## TASK STATEMENT
Locate and copy each line in the data that contains the word "Sphere".

## RAW RECORDS
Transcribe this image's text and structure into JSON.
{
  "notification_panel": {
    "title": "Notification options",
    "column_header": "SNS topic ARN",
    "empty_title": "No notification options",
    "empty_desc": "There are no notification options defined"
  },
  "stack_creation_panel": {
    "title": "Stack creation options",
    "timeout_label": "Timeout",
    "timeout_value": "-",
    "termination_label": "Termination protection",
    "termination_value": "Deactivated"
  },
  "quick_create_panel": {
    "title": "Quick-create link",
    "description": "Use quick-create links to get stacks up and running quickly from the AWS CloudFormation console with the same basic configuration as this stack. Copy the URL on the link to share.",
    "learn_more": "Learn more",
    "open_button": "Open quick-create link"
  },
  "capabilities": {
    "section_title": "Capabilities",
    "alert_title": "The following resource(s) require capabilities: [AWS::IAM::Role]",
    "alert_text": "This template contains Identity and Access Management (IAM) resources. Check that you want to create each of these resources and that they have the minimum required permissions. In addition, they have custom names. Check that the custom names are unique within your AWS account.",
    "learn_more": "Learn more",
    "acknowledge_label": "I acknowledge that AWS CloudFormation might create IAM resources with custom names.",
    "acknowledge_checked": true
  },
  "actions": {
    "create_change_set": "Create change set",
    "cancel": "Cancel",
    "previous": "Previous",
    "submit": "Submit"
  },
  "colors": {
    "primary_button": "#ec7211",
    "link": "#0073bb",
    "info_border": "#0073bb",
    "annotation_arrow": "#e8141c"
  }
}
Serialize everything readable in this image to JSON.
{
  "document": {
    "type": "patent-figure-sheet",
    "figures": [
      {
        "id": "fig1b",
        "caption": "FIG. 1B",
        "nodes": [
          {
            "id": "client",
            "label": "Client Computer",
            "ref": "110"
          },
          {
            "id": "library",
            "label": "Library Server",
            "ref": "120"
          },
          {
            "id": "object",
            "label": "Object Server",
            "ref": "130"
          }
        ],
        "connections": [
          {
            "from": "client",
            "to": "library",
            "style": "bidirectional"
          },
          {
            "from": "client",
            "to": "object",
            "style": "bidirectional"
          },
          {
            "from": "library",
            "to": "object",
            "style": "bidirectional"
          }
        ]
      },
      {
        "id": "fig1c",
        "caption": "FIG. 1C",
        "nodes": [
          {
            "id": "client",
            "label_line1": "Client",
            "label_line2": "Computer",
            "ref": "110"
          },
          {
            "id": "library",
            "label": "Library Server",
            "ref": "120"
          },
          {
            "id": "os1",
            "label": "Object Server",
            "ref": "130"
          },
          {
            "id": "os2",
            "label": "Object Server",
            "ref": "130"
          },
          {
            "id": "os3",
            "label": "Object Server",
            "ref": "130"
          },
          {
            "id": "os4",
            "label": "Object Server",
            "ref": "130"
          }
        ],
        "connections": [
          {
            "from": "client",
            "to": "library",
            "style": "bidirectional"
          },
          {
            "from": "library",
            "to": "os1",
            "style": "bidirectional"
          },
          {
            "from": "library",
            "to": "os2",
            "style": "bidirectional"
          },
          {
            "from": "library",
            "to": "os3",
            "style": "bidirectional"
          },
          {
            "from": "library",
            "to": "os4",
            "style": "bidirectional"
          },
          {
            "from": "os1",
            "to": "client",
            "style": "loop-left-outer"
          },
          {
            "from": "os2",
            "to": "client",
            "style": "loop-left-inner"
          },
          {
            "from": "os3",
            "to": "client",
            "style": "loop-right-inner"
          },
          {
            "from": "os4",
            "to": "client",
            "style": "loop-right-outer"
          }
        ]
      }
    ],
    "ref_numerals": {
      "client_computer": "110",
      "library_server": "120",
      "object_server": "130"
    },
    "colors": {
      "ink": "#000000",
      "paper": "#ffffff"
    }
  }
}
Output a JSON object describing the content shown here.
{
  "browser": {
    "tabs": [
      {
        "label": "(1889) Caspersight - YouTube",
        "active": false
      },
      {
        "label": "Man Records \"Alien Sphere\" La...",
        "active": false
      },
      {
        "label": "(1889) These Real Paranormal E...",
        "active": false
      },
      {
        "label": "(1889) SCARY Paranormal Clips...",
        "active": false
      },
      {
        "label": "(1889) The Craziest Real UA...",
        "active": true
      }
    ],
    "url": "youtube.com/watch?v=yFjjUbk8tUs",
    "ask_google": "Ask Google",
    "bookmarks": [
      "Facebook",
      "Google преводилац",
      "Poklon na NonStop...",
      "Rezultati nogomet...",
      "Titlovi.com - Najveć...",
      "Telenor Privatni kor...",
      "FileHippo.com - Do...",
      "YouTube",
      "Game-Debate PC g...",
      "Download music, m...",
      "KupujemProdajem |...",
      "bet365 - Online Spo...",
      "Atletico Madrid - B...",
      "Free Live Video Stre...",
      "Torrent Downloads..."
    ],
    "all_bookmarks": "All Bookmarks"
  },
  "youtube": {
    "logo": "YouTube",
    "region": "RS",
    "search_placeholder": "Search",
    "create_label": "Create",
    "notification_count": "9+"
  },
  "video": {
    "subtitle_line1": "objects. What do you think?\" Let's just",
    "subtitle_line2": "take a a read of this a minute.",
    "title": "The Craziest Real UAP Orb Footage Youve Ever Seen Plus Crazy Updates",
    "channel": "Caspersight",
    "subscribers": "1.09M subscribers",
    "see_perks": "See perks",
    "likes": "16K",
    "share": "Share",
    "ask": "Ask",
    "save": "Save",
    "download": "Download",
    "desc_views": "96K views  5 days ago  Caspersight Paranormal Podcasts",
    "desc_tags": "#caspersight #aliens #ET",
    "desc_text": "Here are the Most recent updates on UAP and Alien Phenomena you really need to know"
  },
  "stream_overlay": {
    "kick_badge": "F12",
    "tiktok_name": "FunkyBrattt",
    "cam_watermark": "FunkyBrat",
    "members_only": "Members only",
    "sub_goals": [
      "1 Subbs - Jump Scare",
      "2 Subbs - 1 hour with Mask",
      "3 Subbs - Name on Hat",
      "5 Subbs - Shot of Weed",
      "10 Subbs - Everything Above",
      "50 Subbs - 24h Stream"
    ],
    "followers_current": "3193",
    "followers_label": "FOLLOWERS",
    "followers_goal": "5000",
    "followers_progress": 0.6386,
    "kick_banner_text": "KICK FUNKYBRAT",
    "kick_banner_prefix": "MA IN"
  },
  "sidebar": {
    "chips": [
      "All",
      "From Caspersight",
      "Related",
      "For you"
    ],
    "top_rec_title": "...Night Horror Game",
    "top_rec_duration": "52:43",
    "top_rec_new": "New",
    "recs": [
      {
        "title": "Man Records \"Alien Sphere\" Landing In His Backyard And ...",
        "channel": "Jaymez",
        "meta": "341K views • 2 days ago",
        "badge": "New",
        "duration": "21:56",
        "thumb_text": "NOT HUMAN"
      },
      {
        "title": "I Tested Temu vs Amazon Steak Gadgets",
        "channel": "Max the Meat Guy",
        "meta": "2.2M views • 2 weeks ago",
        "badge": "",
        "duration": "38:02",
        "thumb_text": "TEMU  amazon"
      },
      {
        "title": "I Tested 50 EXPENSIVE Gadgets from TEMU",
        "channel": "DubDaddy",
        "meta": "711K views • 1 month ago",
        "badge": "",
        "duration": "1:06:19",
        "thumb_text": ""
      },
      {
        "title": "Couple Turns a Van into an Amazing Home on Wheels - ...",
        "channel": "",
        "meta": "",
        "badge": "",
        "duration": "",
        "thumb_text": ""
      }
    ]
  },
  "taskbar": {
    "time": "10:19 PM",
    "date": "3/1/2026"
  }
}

## FINISHED ANSWER
        "label": "Man Records \"Alien Sphere\" La...",
        "title": "Man Records \"Alien Sphere\" Landing In His Backyard And ...",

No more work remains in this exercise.